Главное в этой психологической зарисовке - коллективный портрет собратьев по перу, когда из «его учеников, почитателей, молодых коллег, которых он пестовал и выпускал в «большую литературу», сегодня рядом с ним не осталось никого. Какие качества личности здесь фигурируют, определяются и осуждаются писателем и публицистом Лулой Куни? - Трусость, неблагодарность, беспринципность, предательство - «молчание ягнят». Подобной практике Лула Куни тут же наглядно противопоставляет противоположные свойства личности: «Но входят - шумно, с достоинством - двое. Ныне покойные - Абдула Садулаев и Султан Юсупов. Подходят к одиноко сидящему - в пустоте - старому мэтру. Истово - по-чеченски - здороваются с ним и садятся рядом: один - справа, другой - слева. Литература поступка. Литература, равная личностному уровню её создателей.» [5].
Лула Куни именно так определяет именно ту высокую нравственно-психологическую планку личности, которую она считает достойной. Говоря здесь об ответственности и предназначении современной литературы, Лула Куни вновь определенно отмечает в ней (в остропублицистической форме риторических вопросов) дефицит таких качеств концепции личности, как гражданская смелость, мужество, совесть, честь, долг, дает вполне определенные формулы, требования к концепции личности и человека вообще, и, конкретно, писателя.
Художественное исследование концепции личности в деятельности Лулы Куни проявляет себя в самых различных сложных и актуальных контекстах, взаимосвязях и взаимодействии с миром и обществом, с природой и социумом, с себе подобными, с самой собой - в профессии и в творчестве, в любви и в быту, в других сферах. В данном плане характерен её публицистический материал, не случайно, как часто бывает, названный ею строкой из стихотворения Владимира Маяковского «Кем быть?» - «Пусть меня научат» [http://www.proza.ru/2010/10/20/149].

★ ★ ★ ★ ★

* Задание 1 *
Перепишите дословно строки из записей. Начните со строки, где есть "Annotate this image: element", и закончите строкой, где есть "disabled-button-label: Disabled — [618, 150, 732, 180]", включив обе, а изображения в ответ не переносите.

* Материал для упражнения *
★ ★ ★ ★ ★

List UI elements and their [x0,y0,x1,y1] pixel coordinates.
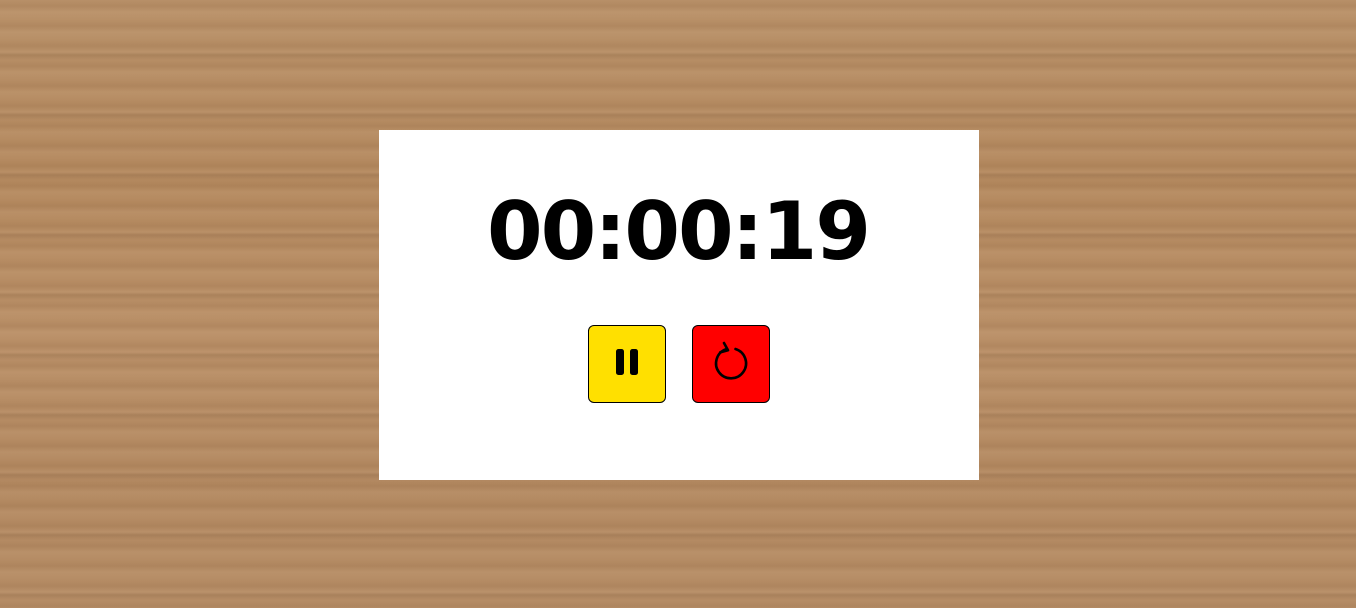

★ ★ ★ ★ ★

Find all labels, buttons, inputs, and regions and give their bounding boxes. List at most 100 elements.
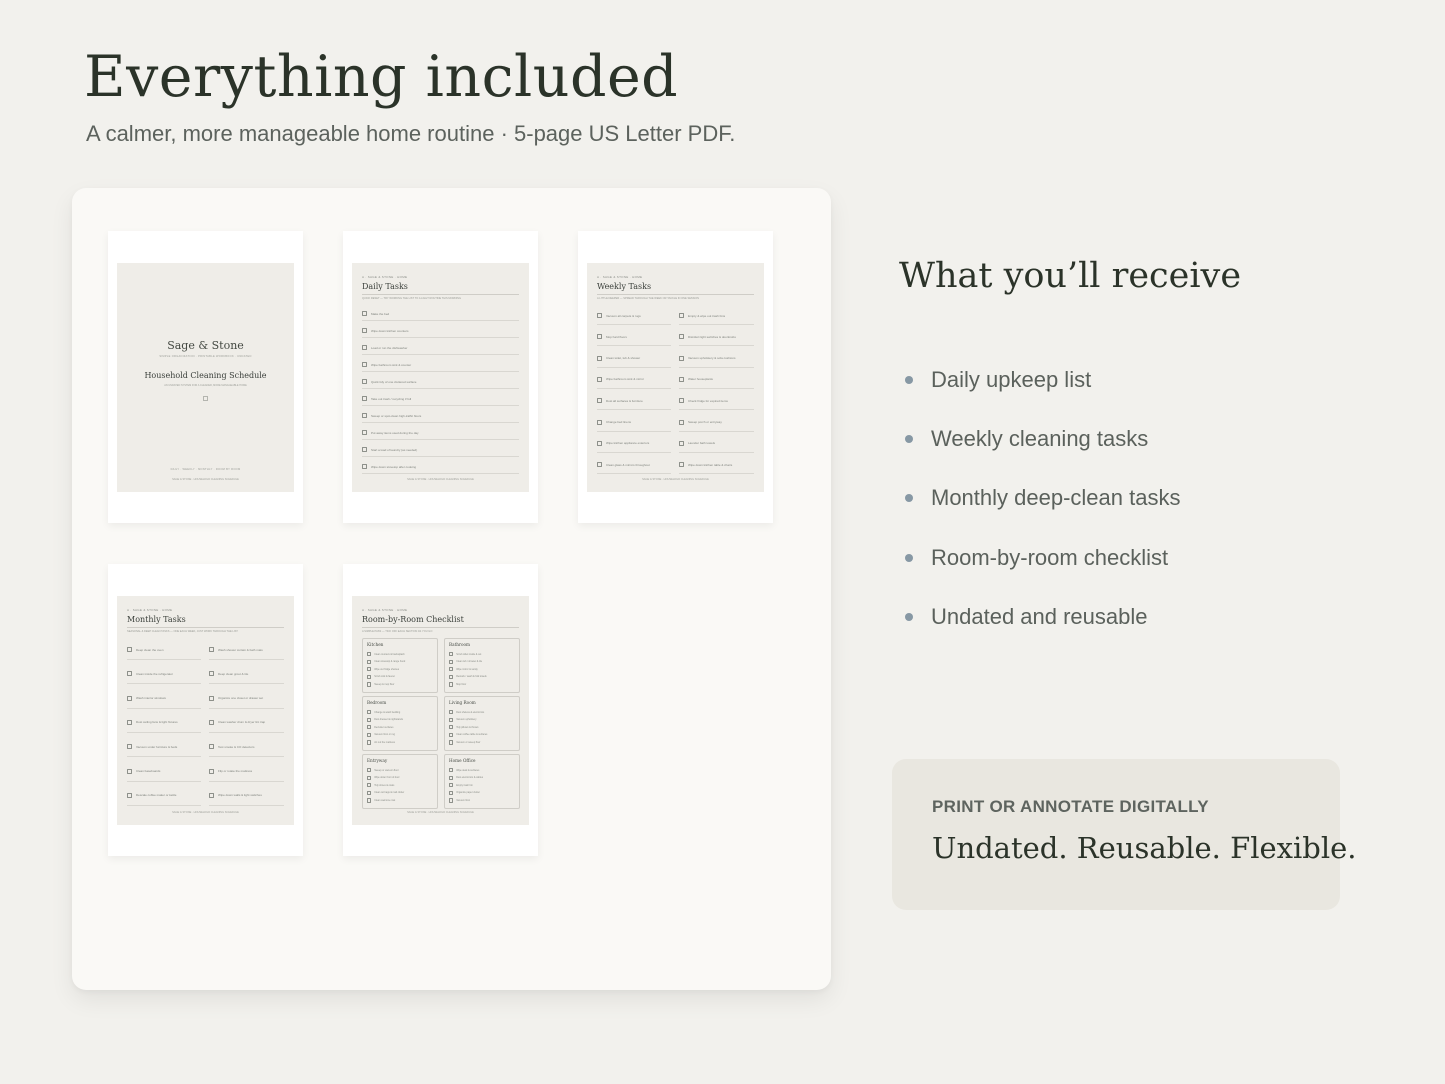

★ ★ ★ ★ ★

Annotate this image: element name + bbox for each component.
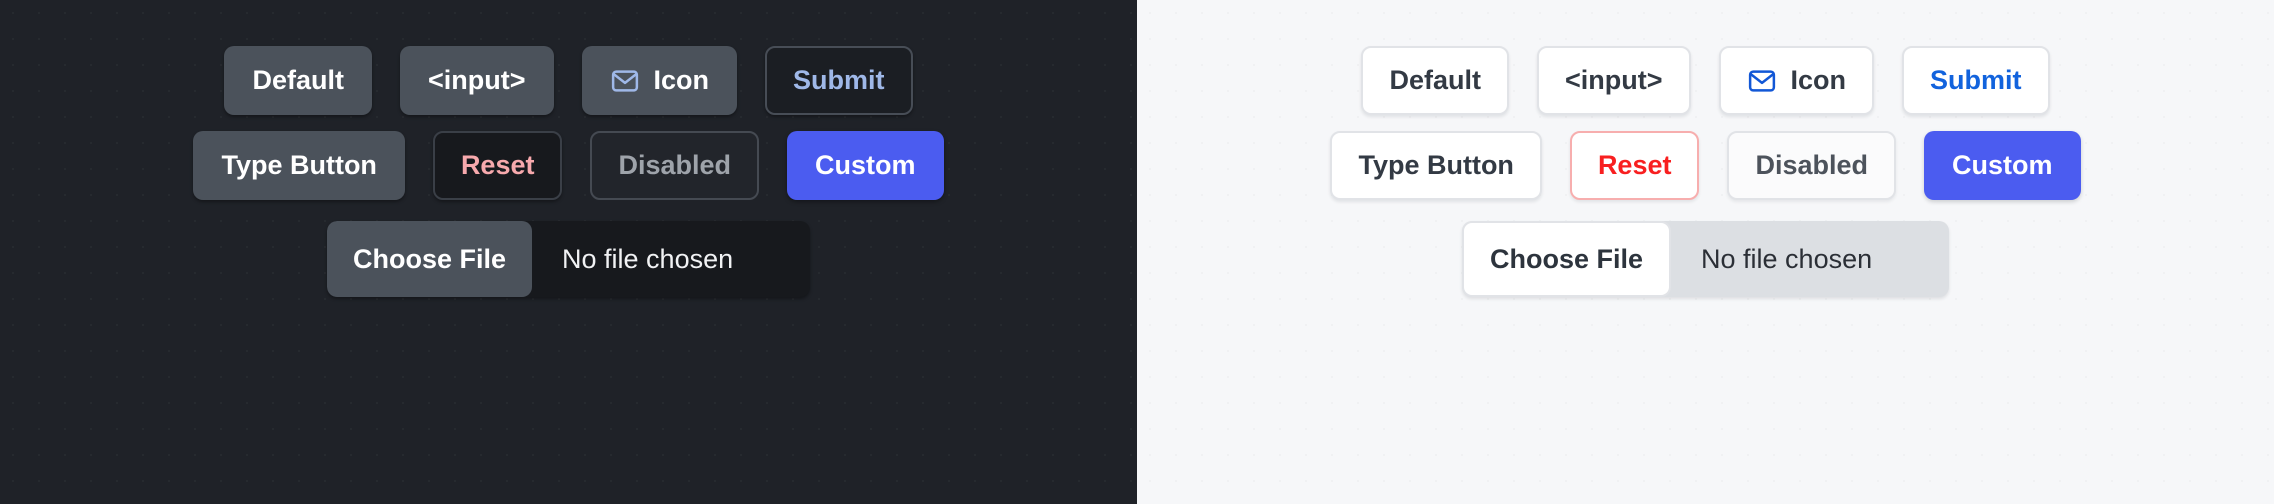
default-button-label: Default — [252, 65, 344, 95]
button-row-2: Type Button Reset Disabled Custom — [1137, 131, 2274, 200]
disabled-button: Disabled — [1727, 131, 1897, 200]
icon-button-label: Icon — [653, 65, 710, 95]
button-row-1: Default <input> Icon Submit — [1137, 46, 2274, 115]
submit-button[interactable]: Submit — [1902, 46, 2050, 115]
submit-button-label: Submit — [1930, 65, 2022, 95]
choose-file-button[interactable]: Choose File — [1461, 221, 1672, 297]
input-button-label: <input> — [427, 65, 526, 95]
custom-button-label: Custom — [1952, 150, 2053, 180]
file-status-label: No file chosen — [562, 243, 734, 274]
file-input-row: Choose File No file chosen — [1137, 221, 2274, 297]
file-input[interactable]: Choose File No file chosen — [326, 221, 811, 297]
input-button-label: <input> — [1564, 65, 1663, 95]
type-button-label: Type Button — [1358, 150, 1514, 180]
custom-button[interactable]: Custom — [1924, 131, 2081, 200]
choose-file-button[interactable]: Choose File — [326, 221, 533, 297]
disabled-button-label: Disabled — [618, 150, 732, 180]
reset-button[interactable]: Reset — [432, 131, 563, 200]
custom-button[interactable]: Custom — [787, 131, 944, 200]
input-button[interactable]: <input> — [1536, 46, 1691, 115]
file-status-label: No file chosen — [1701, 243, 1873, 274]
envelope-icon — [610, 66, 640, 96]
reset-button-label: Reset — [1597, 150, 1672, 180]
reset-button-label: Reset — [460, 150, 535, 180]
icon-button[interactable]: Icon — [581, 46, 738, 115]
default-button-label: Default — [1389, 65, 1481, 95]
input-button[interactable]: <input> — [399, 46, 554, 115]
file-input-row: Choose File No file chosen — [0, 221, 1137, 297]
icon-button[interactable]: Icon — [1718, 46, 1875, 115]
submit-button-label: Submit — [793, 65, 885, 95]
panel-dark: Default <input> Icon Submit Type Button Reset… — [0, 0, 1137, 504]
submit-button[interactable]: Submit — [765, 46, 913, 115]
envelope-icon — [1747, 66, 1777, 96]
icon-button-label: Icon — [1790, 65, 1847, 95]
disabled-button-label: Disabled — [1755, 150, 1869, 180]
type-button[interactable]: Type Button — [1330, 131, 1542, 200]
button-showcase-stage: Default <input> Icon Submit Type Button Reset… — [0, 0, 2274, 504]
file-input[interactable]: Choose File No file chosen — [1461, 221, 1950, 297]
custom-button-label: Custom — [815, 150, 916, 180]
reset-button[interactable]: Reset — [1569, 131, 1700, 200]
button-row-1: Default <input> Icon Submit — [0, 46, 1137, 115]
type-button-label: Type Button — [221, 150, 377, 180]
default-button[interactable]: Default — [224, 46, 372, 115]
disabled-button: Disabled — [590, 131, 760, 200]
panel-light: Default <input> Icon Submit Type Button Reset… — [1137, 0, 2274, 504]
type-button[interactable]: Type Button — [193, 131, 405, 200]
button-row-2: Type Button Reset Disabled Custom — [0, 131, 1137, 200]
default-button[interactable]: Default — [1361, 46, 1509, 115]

★ ★ ★ ★ ★

* Задание 2 *
Процитируйте без изменений фрагмент текста о Луле Куни: начните со слов "Лула Куни именно" и остановитесь после слов "и, конкретно, писателя.".

* Полный ответ 1 *
Annotate this image: element name + bbox for each component.
default-button-label: Default — [252, 65, 344, 95]
button-row-2: Type Button Reset Disabled Custom — [1137, 131, 2274, 200]
disabled-button: Disabled — [1727, 131, 1897, 200]
icon-button-label: Icon — [653, 65, 710, 95]
button-row-1: Default <input> Icon Submit — [1137, 46, 2274, 115]
submit-button[interactable]: Submit — [1902, 46, 2050, 115]
submit-button-label: Submit — [1930, 65, 2022, 95]
choose-file-button[interactable]: Choose File — [1461, 221, 1672, 297]
input-button-label: <input> — [427, 65, 526, 95]
custom-button-label: Custom — [1952, 150, 2053, 180]
file-status-label: No file chosen — [562, 243, 734, 274]
file-input-row: Choose File No file chosen — [1137, 221, 2274, 297]
file-input[interactable]: Choose File No file chosen — [326, 221, 811, 297]
input-button-label: <input> — [1564, 65, 1663, 95]
type-button-label: Type Button — [1358, 150, 1514, 180]
custom-button[interactable]: Custom — [1924, 131, 2081, 200]
choose-file-button[interactable]: Choose File — [326, 221, 533, 297]
disabled-button-label: Disabled — [618, 150, 732, 180]

* Полный ответ 2 *
Лула Куни именно так определяет именно ту высокую нравственно-психологическую планку личности, которую она считает достойной. Говоря здесь об ответственности и предназначении современной литературы, Лула Куни вновь определенно отмечает в ней (в остропублицистической форме риторических вопросов) дефицит таких качеств концепции личности, как гражданская смелость, мужество, совесть, честь, долг, дает вполне определенные формулы, требования к концепции личности и человека вообще, и, конкретно, писателя.